Work to do
Pictures stay out; everything else in the records below is copied exactly.

Records shown
....................

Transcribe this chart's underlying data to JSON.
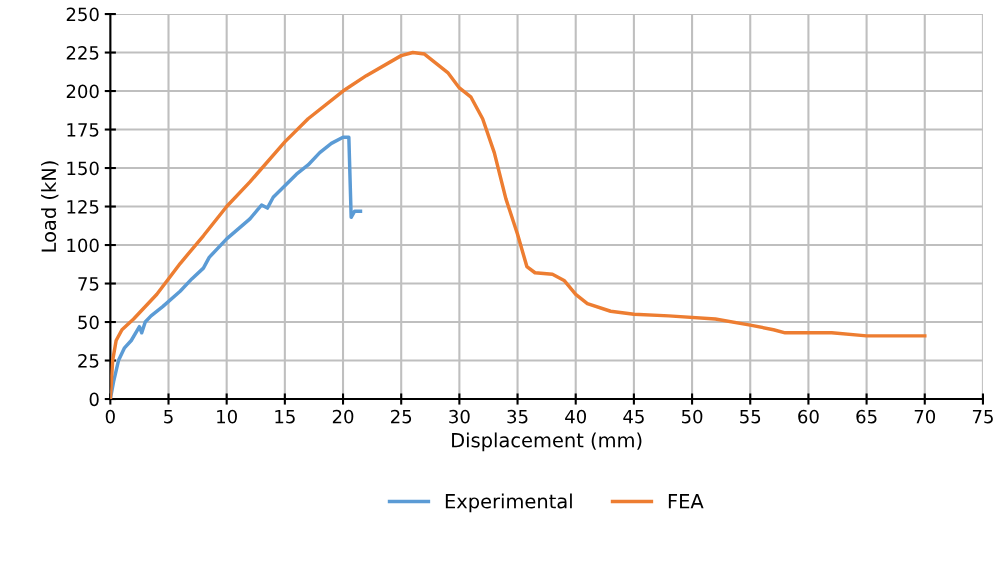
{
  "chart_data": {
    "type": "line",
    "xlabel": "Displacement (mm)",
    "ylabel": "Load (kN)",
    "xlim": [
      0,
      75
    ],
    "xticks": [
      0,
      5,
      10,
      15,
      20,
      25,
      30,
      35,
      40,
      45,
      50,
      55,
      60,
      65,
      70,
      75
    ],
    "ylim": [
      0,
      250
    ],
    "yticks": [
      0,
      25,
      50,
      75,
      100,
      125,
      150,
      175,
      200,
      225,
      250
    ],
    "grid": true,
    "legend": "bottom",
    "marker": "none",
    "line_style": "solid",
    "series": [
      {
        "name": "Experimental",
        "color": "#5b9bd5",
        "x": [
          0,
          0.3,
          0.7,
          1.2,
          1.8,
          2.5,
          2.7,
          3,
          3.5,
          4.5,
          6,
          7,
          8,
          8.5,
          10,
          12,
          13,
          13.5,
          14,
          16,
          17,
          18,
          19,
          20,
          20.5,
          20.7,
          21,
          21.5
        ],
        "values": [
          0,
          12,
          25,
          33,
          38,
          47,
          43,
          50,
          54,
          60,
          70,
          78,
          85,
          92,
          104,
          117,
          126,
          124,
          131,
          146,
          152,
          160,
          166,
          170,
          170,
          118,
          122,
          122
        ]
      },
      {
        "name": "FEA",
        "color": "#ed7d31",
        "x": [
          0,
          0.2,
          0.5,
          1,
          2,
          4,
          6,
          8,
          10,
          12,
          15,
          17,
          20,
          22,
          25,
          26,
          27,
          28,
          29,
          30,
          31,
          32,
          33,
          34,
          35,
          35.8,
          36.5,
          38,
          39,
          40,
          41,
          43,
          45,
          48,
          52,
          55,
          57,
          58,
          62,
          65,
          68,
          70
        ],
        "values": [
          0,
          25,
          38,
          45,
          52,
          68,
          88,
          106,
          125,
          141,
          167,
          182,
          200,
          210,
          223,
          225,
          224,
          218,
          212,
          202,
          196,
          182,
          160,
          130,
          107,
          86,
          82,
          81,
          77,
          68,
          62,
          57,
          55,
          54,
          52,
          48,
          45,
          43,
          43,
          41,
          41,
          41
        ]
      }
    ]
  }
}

....................

Output of the task
Transcribe this chart's underlying data to JSON.
{
  "chart_data": {
    "type": "line",
    "xlabel": "Displacement (mm)",
    "ylabel": "Load (kN)",
    "xlim": [
      0,
      75
    ],
    "xticks": [
      0,
      5,
      10,
      15,
      20,
      25,
      30,
      35,
      40,
      45,
      50,
      55,
      60,
      65,
      70,
      75
    ],
    "ylim": [
      0,
      250
    ],
    "yticks": [
      0,
      25,
      50,
      75,
      100,
      125,
      150,
      175,
      200,
      225,
      250
    ],
    "grid": true,
    "legend": "bottom",
    "marker": "none",
    "line_style": "solid",
    "series": [
      {
        "name": "Experimental",
        "color": "#5b9bd5",
        "x": [
          0,
          0.3,
          0.7,
          1.2,
          1.8,
          2.5,
          2.7,
          3,
          3.5,
          4.5,
          6,
          7,
          8,
          8.5,
          10,
          12,
          13,
          13.5,
          14,
          16,
          17,
          18,
          19,
          20,
          20.5,
          20.7,
          21,
          21.5
        ],
        "values": [
          0,
          12,
          25,
          33,
          38,
          47,
          43,
          50,
          54,
          60,
          70,
          78,
          85,
          92,
          104,
          117,
          126,
          124,
          131,
          146,
          152,
          160,
          166,
          170,
          170,
          118,
          122,
          122
        ]
      },
      {
        "name": "FEA",
        "color": "#ed7d31",
        "x": [
          0,
          0.2,
          0.5,
          1,
          2,
          4,
          6,
          8,
          10,
          12,
          15,
          17,
          20,
          22,
          25,
          26,
          27,
          28,
          29,
          30,
          31,
          32,
          33,
          34,
          35,
          35.8,
          36.5,
          38,
          39,
          40,
          41,
          43,
          45,
          48,
          52,
          55,
          57,
          58,
          62,
          65,
          68,
          70
        ],
        "values": [
          0,
          25,
          38,
          45,
          52,
          68,
          88,
          106,
          125,
          141,
          167,
          182,
          200,
          210,
          223,
          225,
          224,
          218,
          212,
          202,
          196,
          182,
          160,
          130,
          107,
          86,
          82,
          81,
          77,
          68,
          62,
          57,
          55,
          54,
          52,
          48,
          45,
          43,
          43,
          41,
          41,
          41
        ]
      }
    ]
  }
}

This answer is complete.